→ **Your task**
Examine the entries and show every line in which the word "effect" is found.

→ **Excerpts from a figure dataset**
*****

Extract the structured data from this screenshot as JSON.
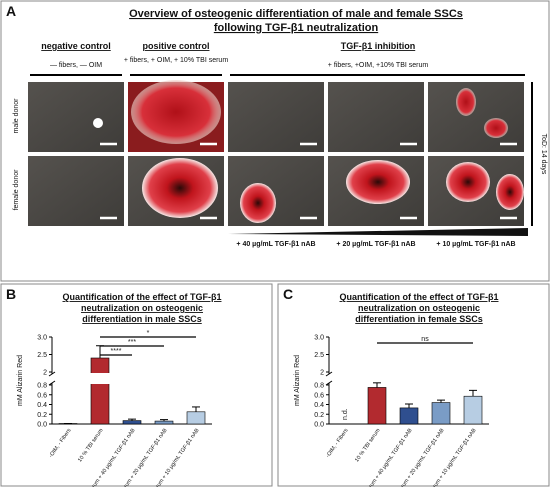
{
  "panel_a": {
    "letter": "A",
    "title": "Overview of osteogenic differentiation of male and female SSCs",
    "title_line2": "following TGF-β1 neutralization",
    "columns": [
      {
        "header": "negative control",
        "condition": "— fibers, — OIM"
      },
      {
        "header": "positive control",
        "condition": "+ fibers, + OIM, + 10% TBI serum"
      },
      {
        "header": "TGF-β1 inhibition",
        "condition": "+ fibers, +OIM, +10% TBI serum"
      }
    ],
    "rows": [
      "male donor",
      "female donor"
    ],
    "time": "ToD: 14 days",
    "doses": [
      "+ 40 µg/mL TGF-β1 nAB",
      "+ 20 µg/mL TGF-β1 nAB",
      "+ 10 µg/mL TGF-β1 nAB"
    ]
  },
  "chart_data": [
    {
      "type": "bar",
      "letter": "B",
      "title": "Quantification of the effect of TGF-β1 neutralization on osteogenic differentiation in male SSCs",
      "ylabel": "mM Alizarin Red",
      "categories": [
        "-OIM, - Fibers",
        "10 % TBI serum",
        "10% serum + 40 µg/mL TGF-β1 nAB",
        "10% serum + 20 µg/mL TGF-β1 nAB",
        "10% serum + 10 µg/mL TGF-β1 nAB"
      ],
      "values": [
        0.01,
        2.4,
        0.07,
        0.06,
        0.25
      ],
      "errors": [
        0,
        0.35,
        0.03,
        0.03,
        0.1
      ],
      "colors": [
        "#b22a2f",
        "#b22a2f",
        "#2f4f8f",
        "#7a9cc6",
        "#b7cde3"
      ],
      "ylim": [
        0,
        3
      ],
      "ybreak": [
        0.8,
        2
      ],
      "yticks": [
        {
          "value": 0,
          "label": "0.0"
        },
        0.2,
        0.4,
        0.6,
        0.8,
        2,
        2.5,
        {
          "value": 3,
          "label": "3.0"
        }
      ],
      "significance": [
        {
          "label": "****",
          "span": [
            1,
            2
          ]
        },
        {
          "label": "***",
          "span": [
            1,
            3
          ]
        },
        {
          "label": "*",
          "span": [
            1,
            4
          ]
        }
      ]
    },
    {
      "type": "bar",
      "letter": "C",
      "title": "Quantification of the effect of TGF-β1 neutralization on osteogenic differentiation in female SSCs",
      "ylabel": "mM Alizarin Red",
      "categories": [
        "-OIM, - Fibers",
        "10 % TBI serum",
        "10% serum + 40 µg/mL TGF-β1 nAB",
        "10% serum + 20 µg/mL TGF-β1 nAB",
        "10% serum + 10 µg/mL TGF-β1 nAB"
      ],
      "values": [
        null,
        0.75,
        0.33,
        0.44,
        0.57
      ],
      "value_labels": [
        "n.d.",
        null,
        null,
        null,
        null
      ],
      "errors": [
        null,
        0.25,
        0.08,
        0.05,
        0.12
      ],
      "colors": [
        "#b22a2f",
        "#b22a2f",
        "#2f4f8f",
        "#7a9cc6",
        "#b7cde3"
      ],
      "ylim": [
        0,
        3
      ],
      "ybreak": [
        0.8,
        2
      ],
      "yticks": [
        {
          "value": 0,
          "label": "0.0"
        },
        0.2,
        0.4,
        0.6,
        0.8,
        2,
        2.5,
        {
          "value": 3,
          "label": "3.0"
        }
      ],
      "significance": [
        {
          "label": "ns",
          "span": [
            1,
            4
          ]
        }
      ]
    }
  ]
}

*****

→ **Complete response**
      "title": "Quantification of the effect of TGF-β1 neutralization on osteogenic differentiation in male SSCs",
      "title": "Quantification of the effect of TGF-β1 neutralization on osteogenic differentiation in female SSCs",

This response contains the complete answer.